## BEGIN ENTRIES SUPPLIED

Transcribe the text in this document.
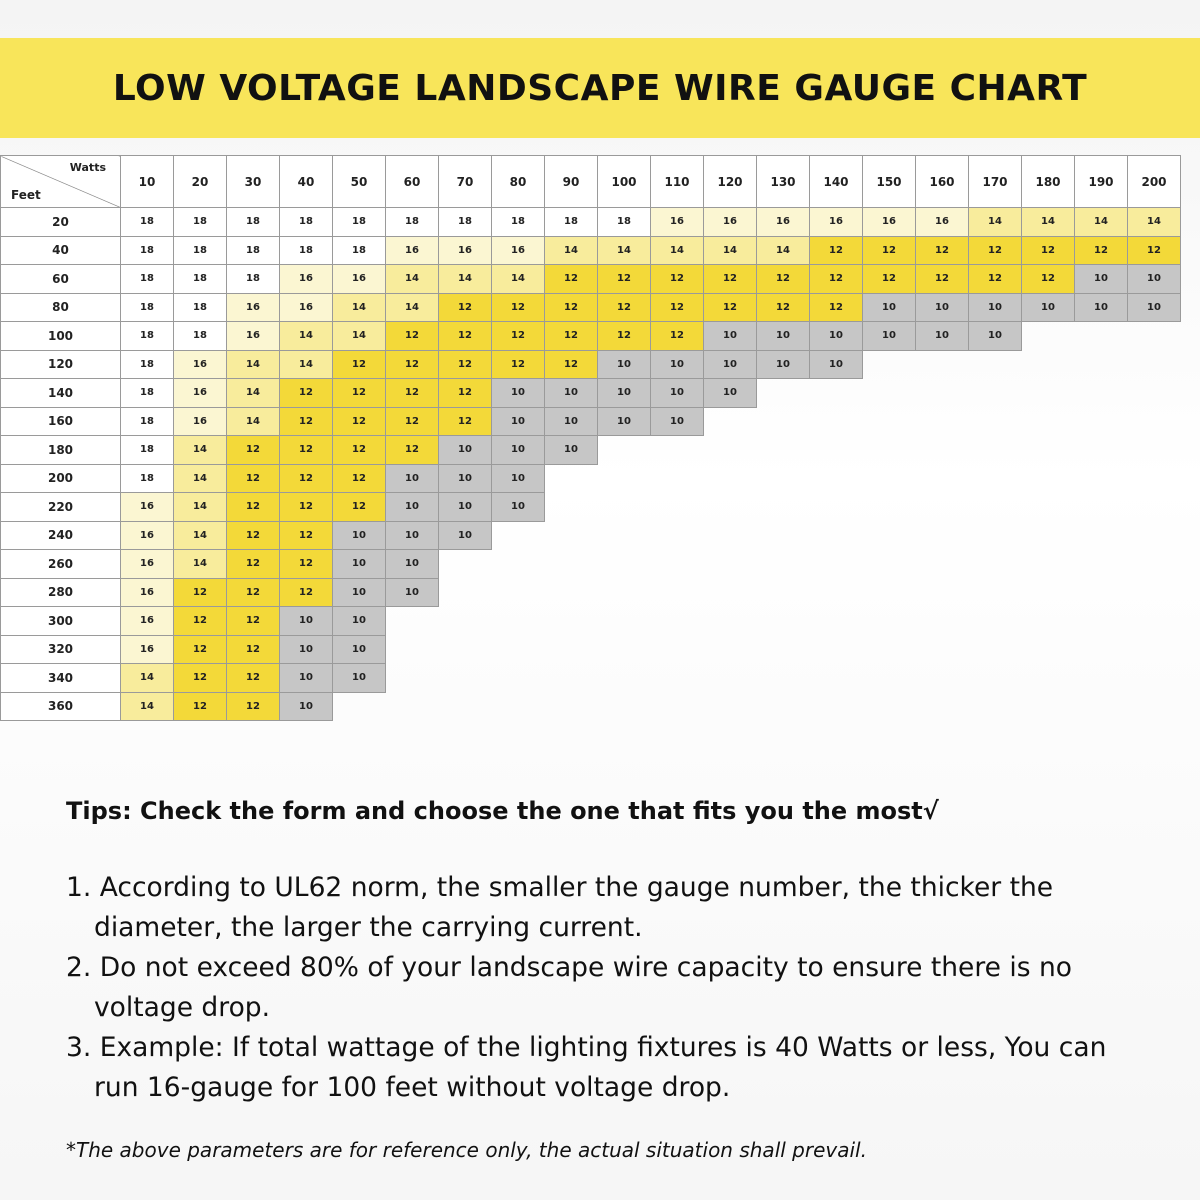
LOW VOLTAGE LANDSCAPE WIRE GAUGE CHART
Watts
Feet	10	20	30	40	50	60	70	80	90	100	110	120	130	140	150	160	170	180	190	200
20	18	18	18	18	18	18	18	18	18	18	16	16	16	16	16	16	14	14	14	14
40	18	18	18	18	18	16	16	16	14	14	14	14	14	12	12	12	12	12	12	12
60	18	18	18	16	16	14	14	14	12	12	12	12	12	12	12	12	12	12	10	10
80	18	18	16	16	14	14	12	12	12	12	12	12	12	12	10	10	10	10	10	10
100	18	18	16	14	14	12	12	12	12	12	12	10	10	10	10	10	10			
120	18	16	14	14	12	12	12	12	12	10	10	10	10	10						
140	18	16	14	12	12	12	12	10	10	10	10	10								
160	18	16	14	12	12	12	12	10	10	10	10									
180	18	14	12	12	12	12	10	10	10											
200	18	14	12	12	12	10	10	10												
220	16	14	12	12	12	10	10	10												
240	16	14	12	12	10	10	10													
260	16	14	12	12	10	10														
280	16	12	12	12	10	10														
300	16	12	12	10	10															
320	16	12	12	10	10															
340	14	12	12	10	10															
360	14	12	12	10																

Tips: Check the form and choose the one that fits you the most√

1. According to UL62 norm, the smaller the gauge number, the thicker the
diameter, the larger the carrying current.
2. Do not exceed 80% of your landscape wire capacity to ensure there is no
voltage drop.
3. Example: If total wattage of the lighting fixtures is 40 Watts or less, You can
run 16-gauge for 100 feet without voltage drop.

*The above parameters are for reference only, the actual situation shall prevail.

## END ENTRIES SUPPLIED

**EXERCISE DETAILS**: Pull out every line in the data above that has the word "drop".

**WRITTEN ANSWER**:
voltage drop.
run 16-gauge for 100 feet without voltage drop.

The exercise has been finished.